▶ _YOUR TASK_
Filter the records below and copy every line containing the word "image".
-- Begin ENTRIES --
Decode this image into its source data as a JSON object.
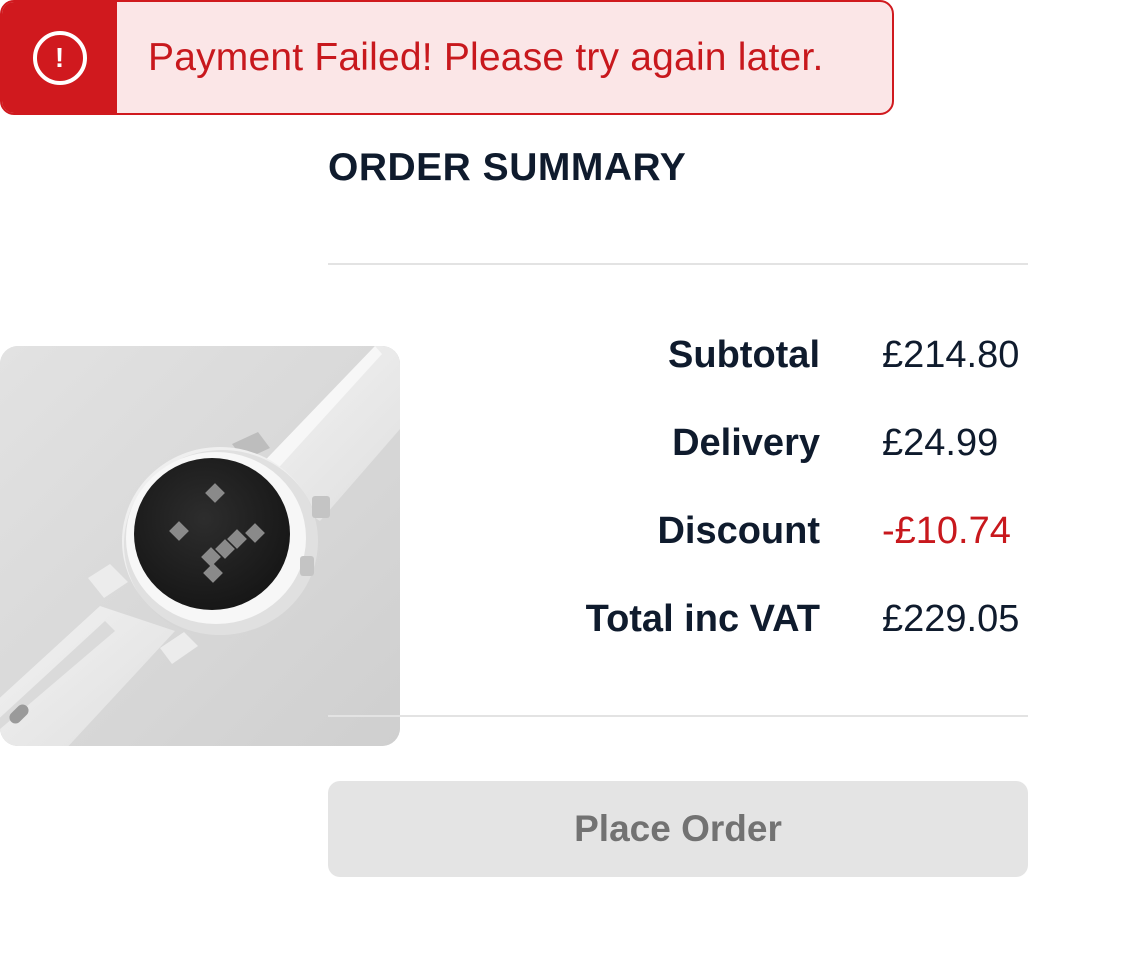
{
  "toast": {
    "icon": "alert-circle-icon",
    "message": "Payment Failed! Please try again later.",
    "colors": {
      "border": "#d0191e",
      "background": "#fbe6e7",
      "text": "#c8181d"
    }
  },
  "summary": {
    "title": "ORDER SUMMARY",
    "rows": [
      {
        "label": "Subtotal",
        "value": "£214.80"
      },
      {
        "label": "Delivery",
        "value": "£24.99"
      },
      {
        "label": "Discount",
        "value": "-£10.74"
      },
      {
        "label": "Total inc VAT",
        "value": "£229.05"
      }
    ]
  },
  "product": {
    "image_subject": "smartwatch-image"
  },
  "actions": {
    "place_order_label": "Place Order",
    "place_order_disabled": true
  }
}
-- End ENTRIES --
▶ _COMPLETE OUTPUT_
Decode this image into its source data as a JSON object.
    "image_subject": "smartwatch-image"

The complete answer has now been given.